▶ _What you need to do_
Spot each line that carries the word "ином"; copy those lines.

— Begin Data for this task —

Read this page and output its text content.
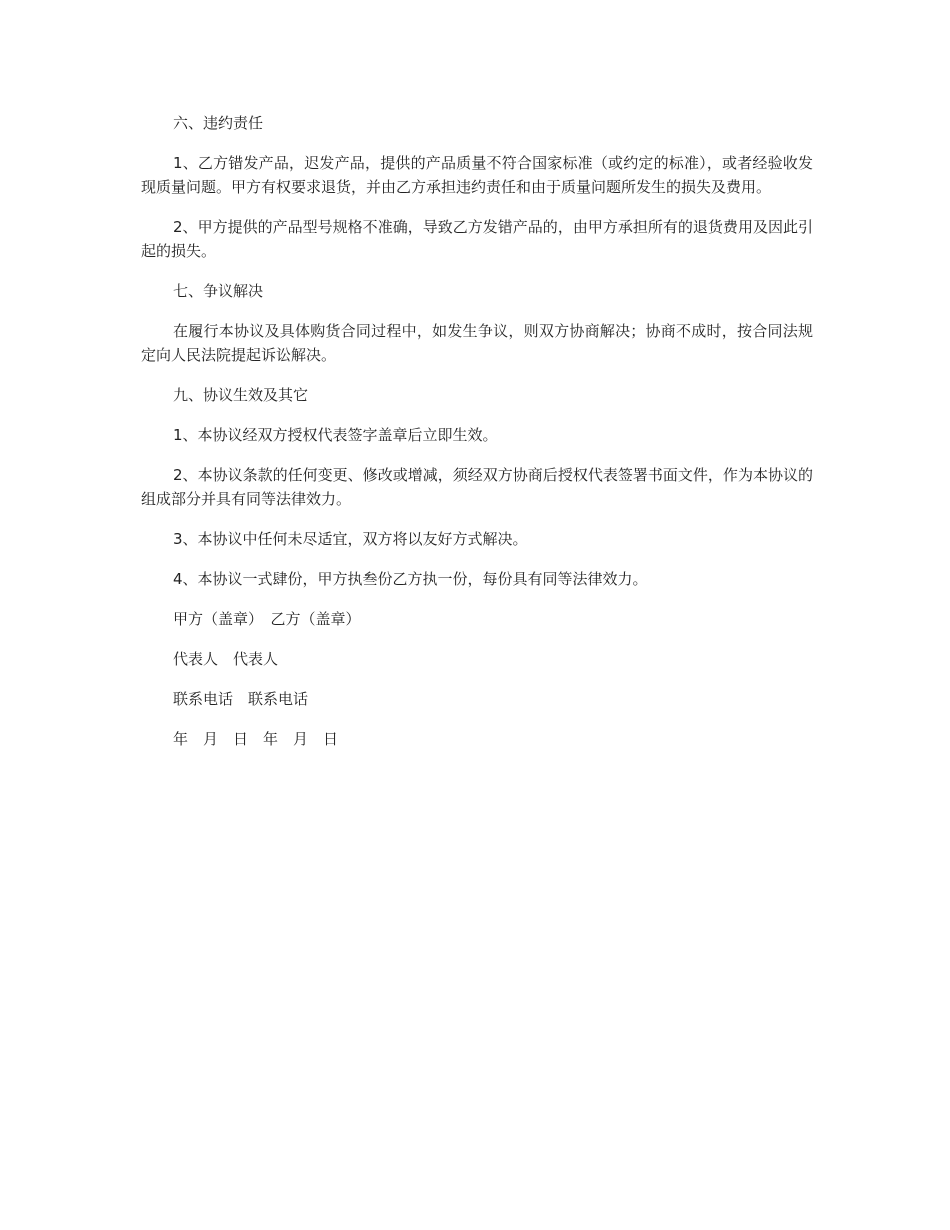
六、违约责任

1、乙方错发产品，迟发产品，提供的产品质量不符合国家标准（或约定的标准），或者经验收发现质量问题。甲方有权要求退货，并由乙方承担违约责任和由于质量问题所发生的损失及费用。

2、甲方提供的产品型号规格不准确，导致乙方发错产品的，由甲方承担所有的退货费用及因此引起的损失。

七、争议解决

在履行本协议及具体购货合同过程中，如发生争议，则双方协商解决；协商不成时，按合同法规定向人民法院提起诉讼解决。

九、协议生效及其它

1、本协议经双方授权代表签字盖章后立即生效。

2、本协议条款的任何变更、修改或增减，须经双方协商后授权代表签署书面文件，作为本协议的组成部分并具有同等法律效力。

3、本协议中任何未尽适宜，双方将以友好方式解决。

4、本协议一式肆份，甲方执叁份乙方执一份，每份具有同等法律效力。

甲方（盖章）　乙方（盖章）

代表人　代表人

联系电话　联系电话

年　月　日　年　月　日
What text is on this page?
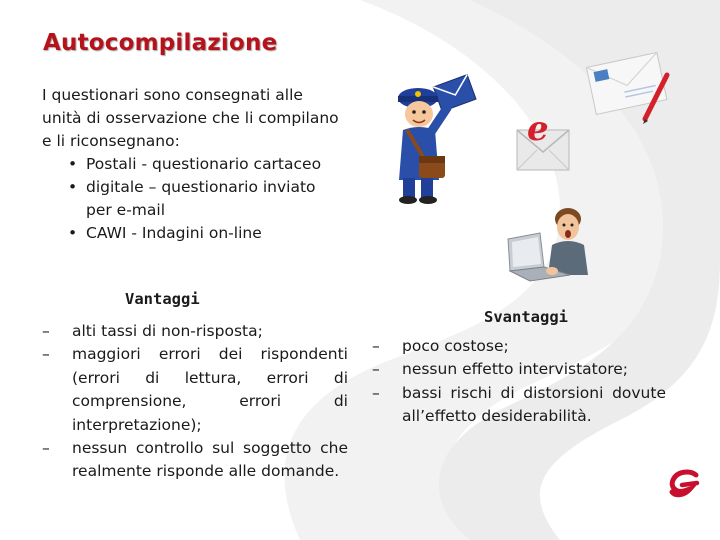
Autocompilazione
I questionari sono consegnati alle unità di osservazione che li compilano e li riconsegnano:
• Postali - questionario cartaceo
• digitale – questionario inviato per e-mail
• CAWI - Indagini on-line
e
Vantaggi
– alti tassi di non-risposta;
– maggiori errori dei rispondenti (errori di lettura, errori di comprensione, errori di interpretazione);
– nessun controllo sul soggetto che realmente risponde alle domande.
Svantaggi
– poco costose;
– nessun effetto intervistatore;
– bassi rischi di distorsioni dovute all’effetto desiderabilità.
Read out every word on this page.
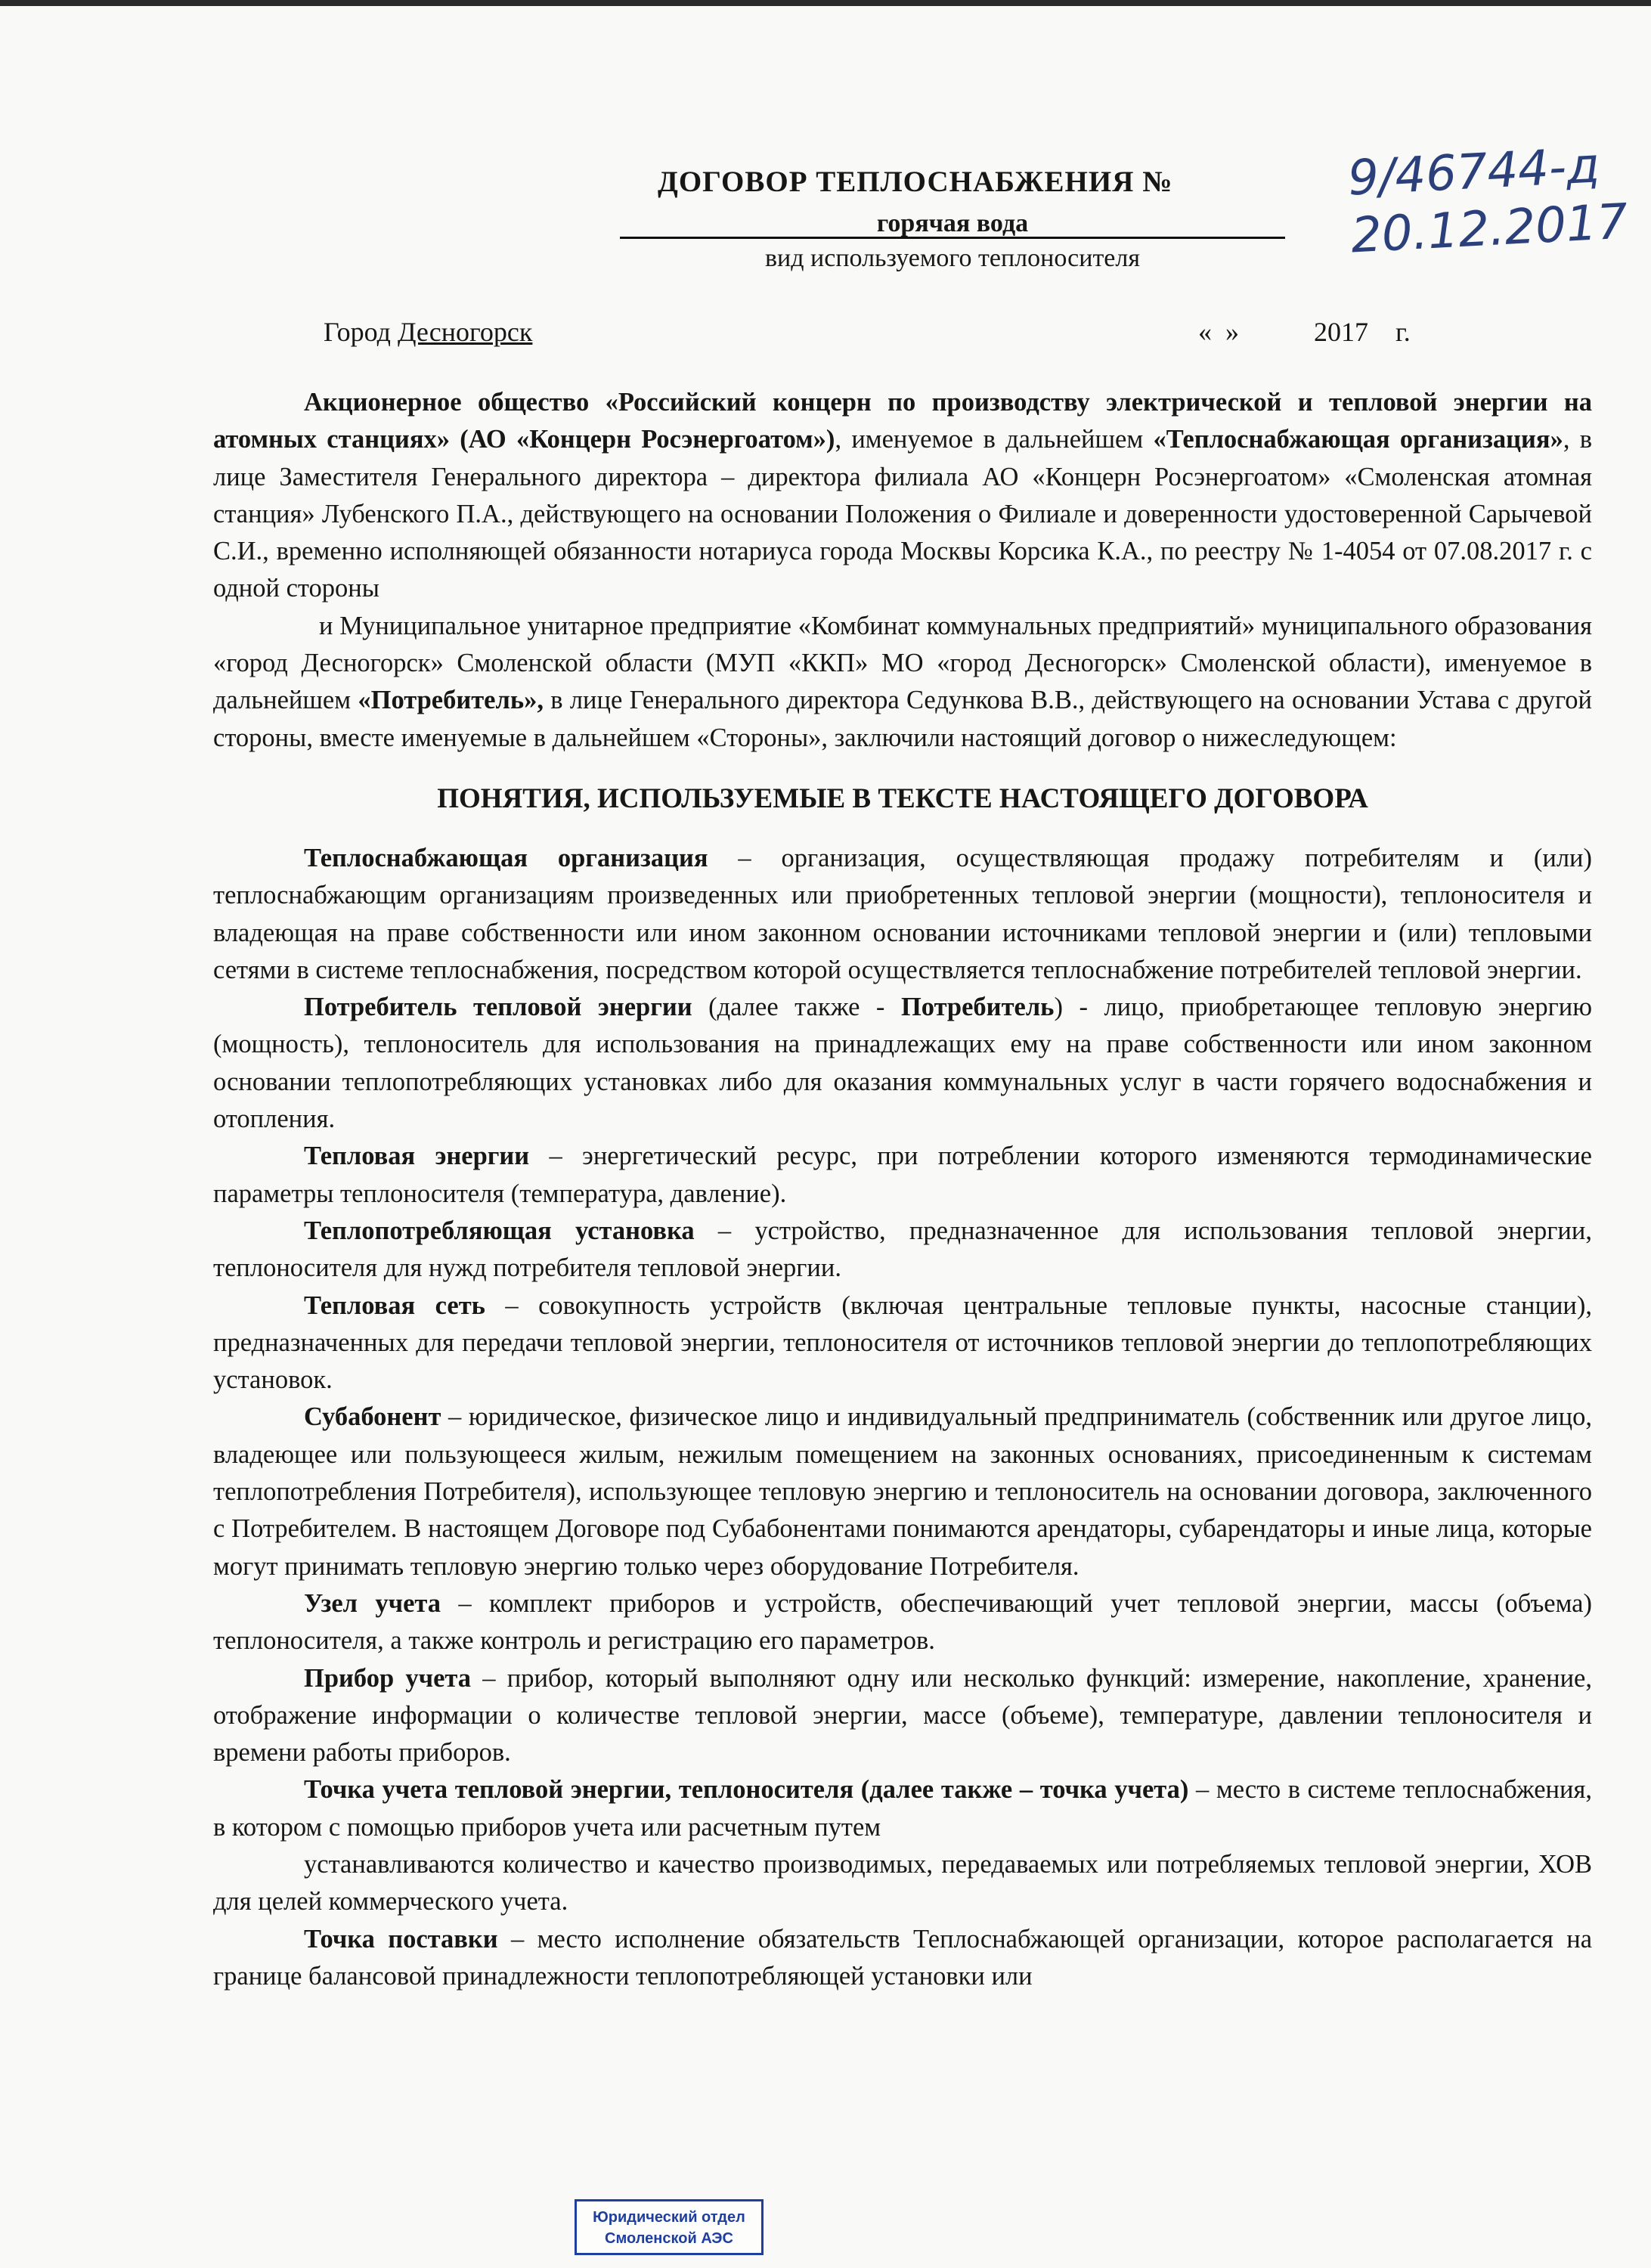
ДОГОВОР ТЕПЛОСНАБЖЕНИЯ №
горячая вода
вид используемого теплоносителя
9/46744-д
20.12.2017
Город Десногорск	«  »           2017    г.

Акционерное общество «Российский концерн по производству электрической и тепловой энергии на атомных станциях» (АО «Концерн Росэнергоатом»), именуемое в дальнейшем «Теплоснабжающая организация», в лице Заместителя Генерального директора – директора филиала АО «Концерн Росэнергоатом» «Смоленская атомная станция» Лубенского П.А., действующего на основании Положения о Филиале и доверенности удостоверенной Сарычевой С.И., временно исполняющей обязанности нотариуса города Москвы Корсика К.А., по реестру № 1-4054 от 07.08.2017 г. с одной стороны

и Муниципальное унитарное предприятие «Комбинат коммунальных предприятий» муниципального образования «город Десногорск» Смоленской области (МУП «ККП» МО «город Десногорск» Смоленской области), именуемое в дальнейшем «Потребитель», в лице Генерального директора Седункова В.В., действующего на основании Устава с другой стороны, вместе именуемые в дальнейшем «Стороны», заключили настоящий договор о нижеследующем:

ПОНЯТИЯ, ИСПОЛЬЗУЕМЫЕ В ТЕКСТЕ НАСТОЯЩЕГО ДОГОВОРА

Теплоснабжающая организация – организация, осуществляющая продажу потребителям и (или) теплоснабжающим организациям произведенных или приобретенных тепловой энергии (мощности), теплоносителя и владеющая на праве собственности или ином законном основании источниками тепловой энергии и (или) тепловыми сетями в системе теплоснабжения, посредством которой осуществляется теплоснабжение потребителей тепловой энергии.

Потребитель тепловой энергии (далее также - Потребитель) - лицо, приобретающее тепловую энергию (мощность), теплоноситель для использования на принадлежащих ему на праве собственности или ином законном основании теплопотребляющих установках либо для оказания коммунальных услуг в части горячего водоснабжения и отопления.

Тепловая энергии – энергетический ресурс, при потреблении которого изменяются термодинамические параметры теплоносителя (температура, давление).

Теплопотребляющая установка – устройство, предназначенное для использования тепловой энергии, теплоносителя для нужд потребителя тепловой энергии.

Тепловая сеть – совокупность устройств (включая центральные тепловые пункты, насосные станции), предназначенных для передачи тепловой энергии, теплоносителя от источников тепловой энергии до теплопотребляющих установок.

Субабонент – юридическое, физическое лицо и индивидуальный предприниматель (собственник или другое лицо, владеющее или пользующееся жилым, нежилым помещением на законных основаниях, присоединенным к системам теплопотребления Потребителя), использующее тепловую энергию и теплоноситель на основании договора, заключенного с Потребителем. В настоящем Договоре под Субабонентами понимаются арендаторы, субарендаторы и иные лица, которые могут принимать тепловую энергию только через оборудование Потребителя.

Узел учета – комплект приборов и устройств, обеспечивающий учет тепловой энергии, массы (объема) теплоносителя, а также контроль и регистрацию его параметров.

Прибор учета – прибор, который выполняют одну или несколько функций: измерение, накопление, хранение, отображение информации о количестве тепловой энергии, массе (объеме), температуре, давлении теплоносителя и времени работы приборов.

Точка учета тепловой энергии, теплоносителя (далее также – точка учета) – место в системе теплоснабжения, в котором с помощью приборов учета или расчетным путем

устанавливаются количество и качество производимых, передаваемых или потребляемых тепловой энергии, ХОВ для целей коммерческого учета.

Точка поставки – место исполнение обязательств Теплоснабжающей организации, которое располагается на границе балансовой принадлежности теплопотребляющей установки или

Юридический отдел
Смоленской АЭС
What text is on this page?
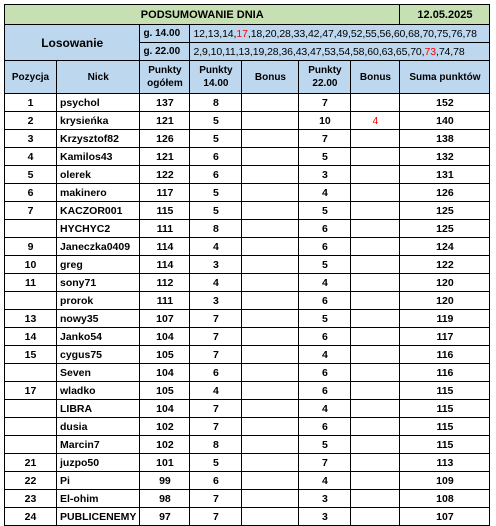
PODSUMOWANIE DNIA							12.05.2025
Losowanie		g. 14.00	12,13,14,17,18,20,28,33,42,47,49,52,55,56,60,68,70,75,76,78				
		g. 22.00	2,9,10,11,13,19,28,36,43,47,53,54,58,60,63,65,70,73,74,78				
Pozycja	Nick	Punkty ogółem	Punkty 14.00	Bonus	Punkty 22.00	Bonus	Suma punktów
1	psychol	137	8		7		152
2	krysieńka	121	5		10	4	140
3	Krzysztof82	126	5		7		138
4	Kamilos43	121	6		5		132
5	olerek	122	6		3		131
6	makinero	117	5		4		126
7	KACZOR001	115	5		5		125
	HYCHYC2	111	8		6		125
9	Janeczka0409	114	4		6		124
10	greg	114	3		5		122
11	sony71	112	4		4		120
	prorok	111	3		6		120
13	nowy35	107	7		5		119
14	Janko54	104	7		6		117
15	cygus75	105	7		4		116
	Seven	104	6		6		116
17	wladko	105	4		6		115
	LIBRA	104	7		4		115
	dusia	102	7		6		115
	Marcin7	102	8		5		115
21	juzpo50	101	5		7		113
22	Pi	99	6		4		109
23	El-ohim	98	7		3		108
24	PUBLICENEMY	97	7		3		107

— End Data for this task —

▶ _Output below_
Теплоснабжающая организация – организация, осуществляющая продажу потребителям и (или) теплоснабжающим организациям произведенных или приобретенных тепловой энергии (мощности), теплоносителя и владеющая на праве собственности или ином законном основании источниками тепловой энергии и (или) тепловыми сетями в системе теплоснабжения, посредством которой осуществляется теплоснабжение потребителей тепловой энергии.
Потребитель тепловой энергии (далее также - Потребитель) - лицо, приобретающее тепловую энергию (мощность), теплоноситель для использования на принадлежащих ему на праве собственности или ином законном основании теплопотребляющих установках либо для оказания коммунальных услуг в части горячего водоснабжения и отопления.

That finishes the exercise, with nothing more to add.